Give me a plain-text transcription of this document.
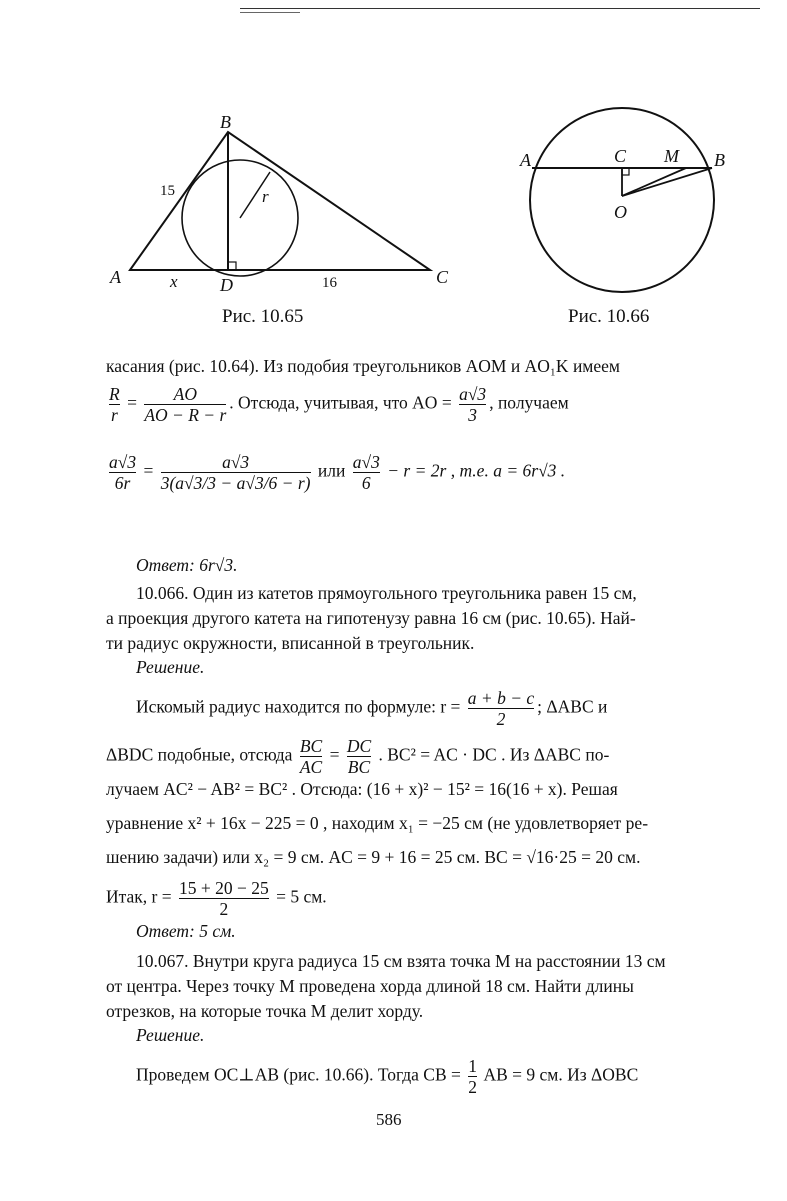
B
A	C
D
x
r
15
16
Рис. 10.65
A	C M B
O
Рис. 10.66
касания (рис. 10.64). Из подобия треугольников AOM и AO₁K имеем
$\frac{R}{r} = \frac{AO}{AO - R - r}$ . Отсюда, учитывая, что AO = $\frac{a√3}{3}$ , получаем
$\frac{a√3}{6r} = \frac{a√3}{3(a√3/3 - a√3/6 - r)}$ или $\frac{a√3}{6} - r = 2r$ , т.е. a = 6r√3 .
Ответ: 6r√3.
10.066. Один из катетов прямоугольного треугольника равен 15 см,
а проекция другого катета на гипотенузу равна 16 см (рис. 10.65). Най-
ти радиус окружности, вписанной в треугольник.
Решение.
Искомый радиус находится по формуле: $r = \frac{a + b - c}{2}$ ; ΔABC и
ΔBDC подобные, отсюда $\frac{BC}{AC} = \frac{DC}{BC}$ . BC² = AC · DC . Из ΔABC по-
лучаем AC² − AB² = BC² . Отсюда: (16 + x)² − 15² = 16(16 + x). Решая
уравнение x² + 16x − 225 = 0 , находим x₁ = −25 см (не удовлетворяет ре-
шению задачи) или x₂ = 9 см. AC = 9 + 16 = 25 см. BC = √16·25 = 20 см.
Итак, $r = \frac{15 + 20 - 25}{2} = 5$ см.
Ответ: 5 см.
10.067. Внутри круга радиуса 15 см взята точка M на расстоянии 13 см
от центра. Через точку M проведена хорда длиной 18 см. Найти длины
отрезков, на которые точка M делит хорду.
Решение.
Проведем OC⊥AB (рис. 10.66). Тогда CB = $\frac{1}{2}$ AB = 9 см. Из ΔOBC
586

---

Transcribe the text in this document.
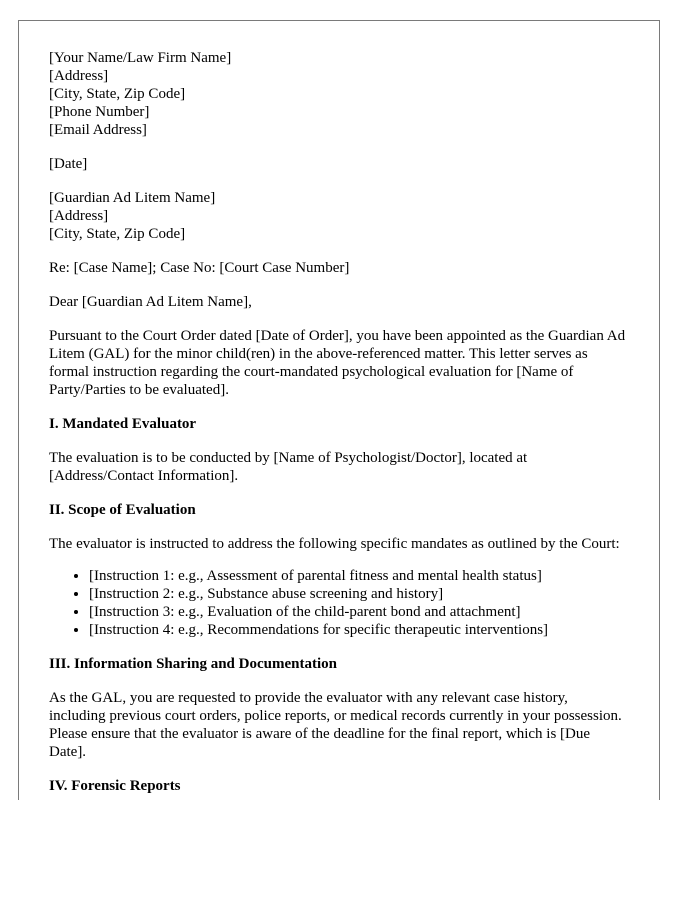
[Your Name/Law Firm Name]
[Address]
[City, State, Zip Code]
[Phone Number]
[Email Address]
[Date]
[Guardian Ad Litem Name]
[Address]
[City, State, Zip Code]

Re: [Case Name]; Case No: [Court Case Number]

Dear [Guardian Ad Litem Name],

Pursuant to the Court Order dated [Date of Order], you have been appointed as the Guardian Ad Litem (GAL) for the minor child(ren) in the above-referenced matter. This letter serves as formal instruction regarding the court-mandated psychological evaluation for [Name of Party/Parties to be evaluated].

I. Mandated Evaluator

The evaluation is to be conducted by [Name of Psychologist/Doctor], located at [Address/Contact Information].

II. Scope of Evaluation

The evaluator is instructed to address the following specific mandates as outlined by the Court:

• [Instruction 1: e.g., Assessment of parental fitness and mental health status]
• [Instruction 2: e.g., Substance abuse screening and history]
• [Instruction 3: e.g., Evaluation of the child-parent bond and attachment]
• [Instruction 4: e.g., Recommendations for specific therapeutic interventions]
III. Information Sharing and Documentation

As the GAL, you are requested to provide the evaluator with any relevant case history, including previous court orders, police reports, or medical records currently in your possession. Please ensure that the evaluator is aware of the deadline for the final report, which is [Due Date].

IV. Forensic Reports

* * *

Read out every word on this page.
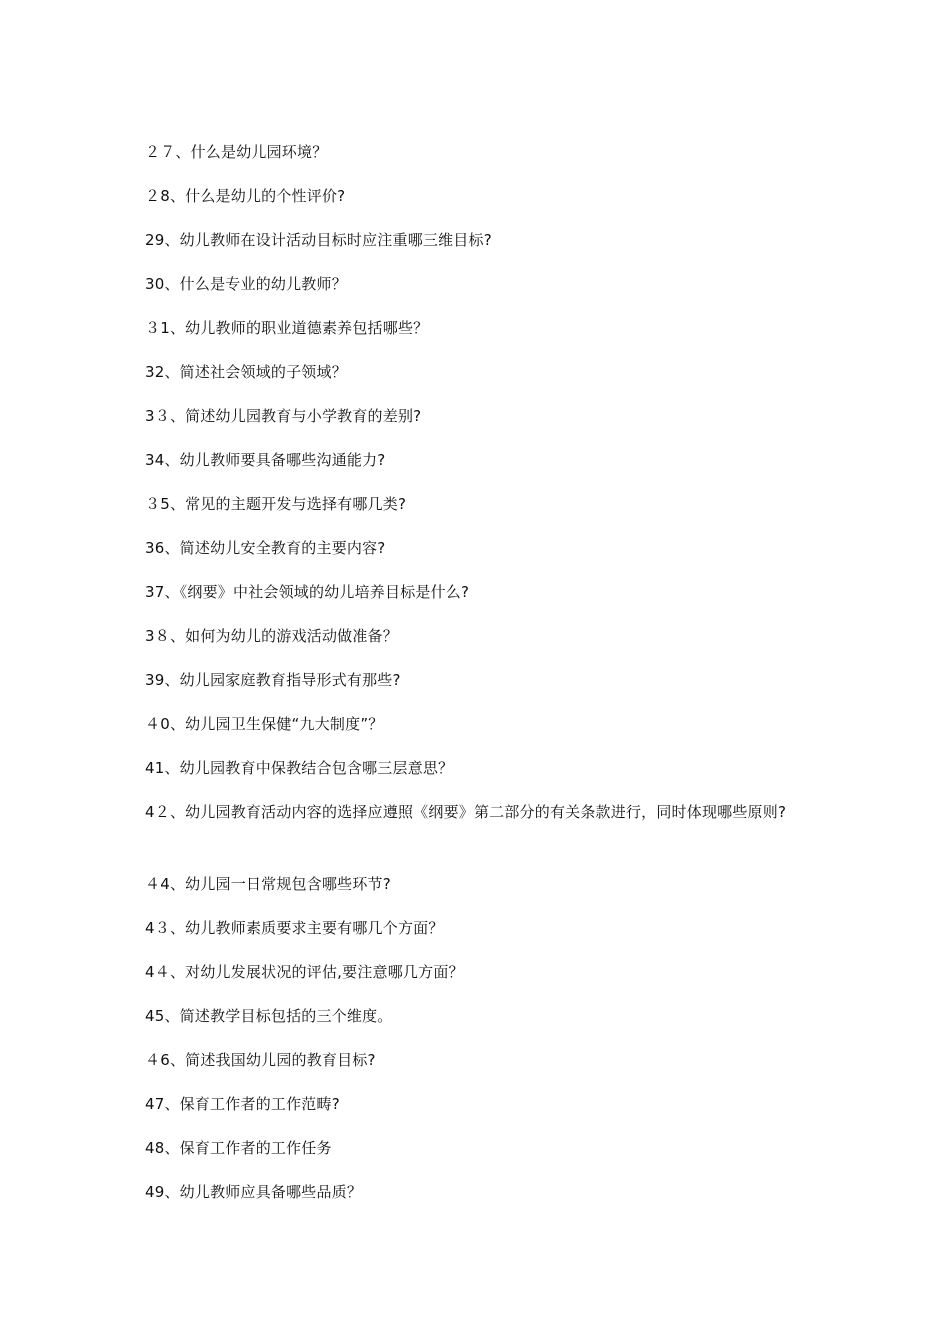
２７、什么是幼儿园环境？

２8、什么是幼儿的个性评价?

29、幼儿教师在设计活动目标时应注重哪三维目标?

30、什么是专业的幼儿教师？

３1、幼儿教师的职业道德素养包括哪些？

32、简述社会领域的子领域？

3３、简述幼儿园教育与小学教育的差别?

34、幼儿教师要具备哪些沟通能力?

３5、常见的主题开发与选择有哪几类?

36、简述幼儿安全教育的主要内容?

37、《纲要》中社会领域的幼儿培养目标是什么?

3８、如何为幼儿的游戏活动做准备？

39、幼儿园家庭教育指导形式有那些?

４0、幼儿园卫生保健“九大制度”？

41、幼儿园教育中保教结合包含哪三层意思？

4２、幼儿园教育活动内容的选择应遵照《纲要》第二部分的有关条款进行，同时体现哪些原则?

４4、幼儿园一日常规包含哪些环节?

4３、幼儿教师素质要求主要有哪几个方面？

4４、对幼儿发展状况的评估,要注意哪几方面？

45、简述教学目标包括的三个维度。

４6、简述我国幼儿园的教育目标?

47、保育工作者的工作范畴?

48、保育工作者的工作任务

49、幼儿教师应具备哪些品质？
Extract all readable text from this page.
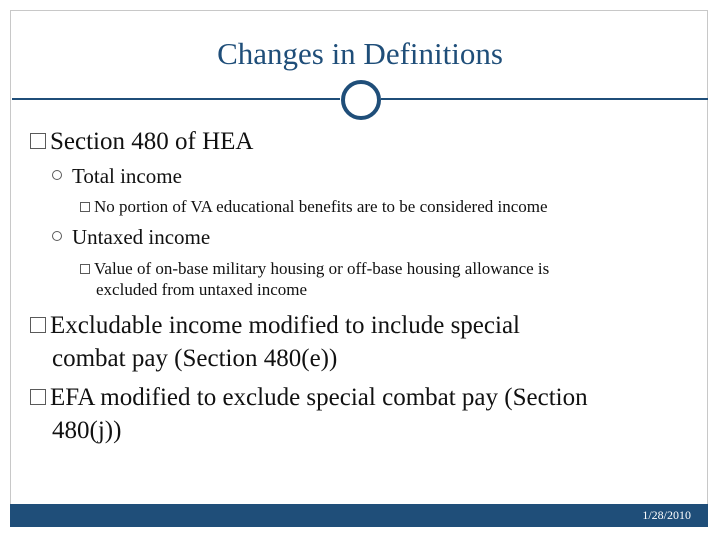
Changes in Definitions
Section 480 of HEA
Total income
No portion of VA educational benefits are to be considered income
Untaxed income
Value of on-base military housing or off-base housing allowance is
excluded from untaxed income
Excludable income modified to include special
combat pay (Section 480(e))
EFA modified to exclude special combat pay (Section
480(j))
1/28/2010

### THE PROBLEM
Pull out every line containing "from".

### WRITTEN ANSWER
Extract all readable text from this page.
excluded from untaxed income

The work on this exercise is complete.